--- Begin ---

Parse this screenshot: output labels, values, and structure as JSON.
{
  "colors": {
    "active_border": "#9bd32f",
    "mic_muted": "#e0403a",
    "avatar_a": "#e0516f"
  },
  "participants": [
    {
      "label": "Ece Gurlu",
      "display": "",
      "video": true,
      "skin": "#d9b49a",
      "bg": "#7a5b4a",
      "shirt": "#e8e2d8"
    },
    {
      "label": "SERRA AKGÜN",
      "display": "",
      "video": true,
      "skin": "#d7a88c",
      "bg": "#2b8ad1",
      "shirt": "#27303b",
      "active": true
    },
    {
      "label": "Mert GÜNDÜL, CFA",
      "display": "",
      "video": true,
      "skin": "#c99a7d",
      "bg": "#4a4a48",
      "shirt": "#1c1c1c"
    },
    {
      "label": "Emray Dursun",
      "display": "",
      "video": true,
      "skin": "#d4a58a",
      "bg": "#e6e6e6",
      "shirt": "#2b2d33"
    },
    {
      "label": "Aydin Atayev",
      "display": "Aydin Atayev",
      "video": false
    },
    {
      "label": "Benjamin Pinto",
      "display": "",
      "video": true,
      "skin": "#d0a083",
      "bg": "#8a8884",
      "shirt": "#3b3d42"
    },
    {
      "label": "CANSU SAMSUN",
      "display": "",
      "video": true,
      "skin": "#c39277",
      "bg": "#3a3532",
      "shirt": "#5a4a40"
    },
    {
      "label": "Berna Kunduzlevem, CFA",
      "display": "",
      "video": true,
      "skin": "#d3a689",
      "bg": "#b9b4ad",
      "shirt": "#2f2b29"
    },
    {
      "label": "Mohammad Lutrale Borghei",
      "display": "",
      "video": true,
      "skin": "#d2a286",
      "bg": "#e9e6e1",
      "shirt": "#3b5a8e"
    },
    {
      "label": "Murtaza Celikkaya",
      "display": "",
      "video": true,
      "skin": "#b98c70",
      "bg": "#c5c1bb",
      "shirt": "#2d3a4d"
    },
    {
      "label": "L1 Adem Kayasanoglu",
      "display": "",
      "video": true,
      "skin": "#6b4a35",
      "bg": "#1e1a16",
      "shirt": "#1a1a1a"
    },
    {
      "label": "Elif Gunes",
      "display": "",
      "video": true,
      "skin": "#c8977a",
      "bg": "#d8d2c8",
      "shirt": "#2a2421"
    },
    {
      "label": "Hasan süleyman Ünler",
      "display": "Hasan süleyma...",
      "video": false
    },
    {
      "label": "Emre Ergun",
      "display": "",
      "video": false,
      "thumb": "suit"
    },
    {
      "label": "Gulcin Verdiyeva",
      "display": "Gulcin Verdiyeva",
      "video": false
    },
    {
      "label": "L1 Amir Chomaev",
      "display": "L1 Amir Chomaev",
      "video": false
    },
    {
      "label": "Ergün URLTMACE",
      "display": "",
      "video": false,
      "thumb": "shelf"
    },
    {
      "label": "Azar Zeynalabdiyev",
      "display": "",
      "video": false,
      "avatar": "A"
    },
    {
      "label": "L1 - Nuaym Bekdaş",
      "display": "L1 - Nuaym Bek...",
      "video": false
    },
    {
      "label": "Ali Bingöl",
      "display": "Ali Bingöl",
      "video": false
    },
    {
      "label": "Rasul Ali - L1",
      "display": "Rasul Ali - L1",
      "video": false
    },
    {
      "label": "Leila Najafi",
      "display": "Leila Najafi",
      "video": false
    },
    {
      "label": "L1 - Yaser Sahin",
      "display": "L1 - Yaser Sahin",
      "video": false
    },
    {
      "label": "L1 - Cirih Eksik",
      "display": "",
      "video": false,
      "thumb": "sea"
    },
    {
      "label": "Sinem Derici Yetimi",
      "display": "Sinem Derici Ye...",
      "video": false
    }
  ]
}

--- End ---

Search the records above for "Sinem". Copy each line where it is found.

§ Task result
      "label": "Sinem Derici Yetimi",
      "display": "Sinem Derici Ye...",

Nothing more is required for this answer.